*** Opening Document excerpt ***

When One Team Grows Into Two
With two developer teams, you will have your first opportunity to leverage gains through sharing. Maybe it will be a library you both share for interacting with infrastructure. Maybe it will be shared terraform modules to help reduce boilerplate. Maybe it will be a shared Ansible repo with playbooks.
Certainly at this stage, it doesn't “feel” like one team is trying to isolate, hide, or gatekeep them from the underlying infrastructure, right?
When Two Dev Teams Grow Into Ten
With Ten development teams doing their thing, it will become pretty clear that there is shared code or infrastructure components that are now powering your business. Things are spreading and diverging. Maybe one team wants to try out k8s and these new “containers” that everyone keeps talking about. Maybe one team has found “Spinnaker” for doing pipelines and thinks the other nine teams should try it.
As a organization, you are ready to make a call: Should we let the ten teams just do their thing and let things evolve organically, or should there be a dedicated team that is just in charge of building and maintaining the shared stuff?
I don't think I need to make the case that, at a certain scale, some sort of shared-infrastructure-core-compute-platform-devops team is worth it. Infrastructure at scale is complex, and expertise in infra can be a tide that raises all boats. But how do you prevent that tide from drowning your other teams, or even worse, holding them back from the “sunken treasures” that are the native cloud technologies? Where do you draw that infrastructure line boundary?
Push That Line Where It Makes The Biggest Impact
As with most things, the answer is nuanced. Where the line is drawn between raw resources and your users will depend on your business, and how much you stand to gain by building abstractions.
The trick is this:
With each abstraction you build, ensure that the users of that abstraction are empowerd to build bigger things on top of it, and not held back by it.

*** Closing Document excerpt ***
*** Opening Data supplied ***

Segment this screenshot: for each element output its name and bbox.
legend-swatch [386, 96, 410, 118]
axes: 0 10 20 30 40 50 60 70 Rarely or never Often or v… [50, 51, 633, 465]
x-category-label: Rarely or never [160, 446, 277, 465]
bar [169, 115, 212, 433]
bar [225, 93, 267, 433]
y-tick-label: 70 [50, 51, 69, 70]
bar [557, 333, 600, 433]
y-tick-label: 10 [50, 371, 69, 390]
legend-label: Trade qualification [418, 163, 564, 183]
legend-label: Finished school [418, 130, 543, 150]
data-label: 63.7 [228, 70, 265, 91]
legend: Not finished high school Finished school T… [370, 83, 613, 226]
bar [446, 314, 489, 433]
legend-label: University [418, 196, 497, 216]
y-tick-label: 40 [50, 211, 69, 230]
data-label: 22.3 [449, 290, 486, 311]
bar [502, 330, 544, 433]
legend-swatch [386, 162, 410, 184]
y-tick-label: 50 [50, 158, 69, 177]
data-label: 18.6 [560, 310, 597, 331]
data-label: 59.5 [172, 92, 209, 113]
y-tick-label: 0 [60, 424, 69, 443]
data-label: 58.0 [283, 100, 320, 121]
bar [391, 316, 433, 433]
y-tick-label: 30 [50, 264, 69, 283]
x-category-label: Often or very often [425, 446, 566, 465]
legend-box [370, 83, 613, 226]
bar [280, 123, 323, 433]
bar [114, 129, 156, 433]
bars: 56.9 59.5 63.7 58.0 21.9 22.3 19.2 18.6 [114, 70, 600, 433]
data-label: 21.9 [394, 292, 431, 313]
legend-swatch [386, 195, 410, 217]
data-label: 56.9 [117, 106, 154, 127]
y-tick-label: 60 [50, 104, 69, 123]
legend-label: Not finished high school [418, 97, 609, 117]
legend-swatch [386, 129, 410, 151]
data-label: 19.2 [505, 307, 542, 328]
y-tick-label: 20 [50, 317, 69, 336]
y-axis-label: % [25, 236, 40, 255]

*** Closing Data supplied ***

Activity list ▸
1: In the team-growth excerpt, restate word for word the part that opens with the words containing "Push That Line" and closes with "by building abstractions.".
2: List every section heading in the team-growth excerpt.
3: Extend the team-growth excerpt, starting after its final sentence.

Answers to each task ▸
1:
Push That Line Where It Makes The Biggest Impact
As with most things, the answer is nuanced. Where the line is drawn between raw resources and your users will depend on your business, and how much you stand to gain by building abstractions.

2:
When One Team Grows Into Two
When Two Dev Teams Grow Into Ten
Push That Line Where It Makes The Biggest Impact

3:
For example, let's say you built a Terraform module that abstracts away the fact that you deploy to an east and west EC2 region. Is that module empowering your users because now they don't have to be concerned about which region to deploy to (because it is figured out automatically), or does it hold them back, because the design of the module limits the fields they can use, which limits their ability to “beak out” of the module?
Example 2: Your “devops team” builds and supports tooling to do deploys via Ansible using custom playbooks. Is that set of tooling empowering your dev teams by providing a safe experience when deploying, providing for rollbacks, hitless deploys, and standardized tooling? Or is it holding teams back, because the tool isn't actually very good and doesn't deploy things in a way that is conducive to the actual type of application the devs are using?
The mission of infrastructure teams is to push “against” (work with) infrastructure as a service to make it more useful to their company.
They do this by boiling away the unnecessary parts of “the cloud” till all that is left is exactly what developers need, “getting out of the way” of the business.
At the same time, infrastructure teams need to always be sure that they are not unintentionally preventing developers from doing their jobs through restrictive and crappy tooling.
In the end, the best tooling is the kind where developers don't even know they are restricted in what they can do, because all their actual needs are taken care of. They are not held back by the inability to make custom tags, because all the tags they need are automatically generated for them. They are not held back by the inability to launch a custom EC2 instance, because whatever need they had to launch it in the first place is already met.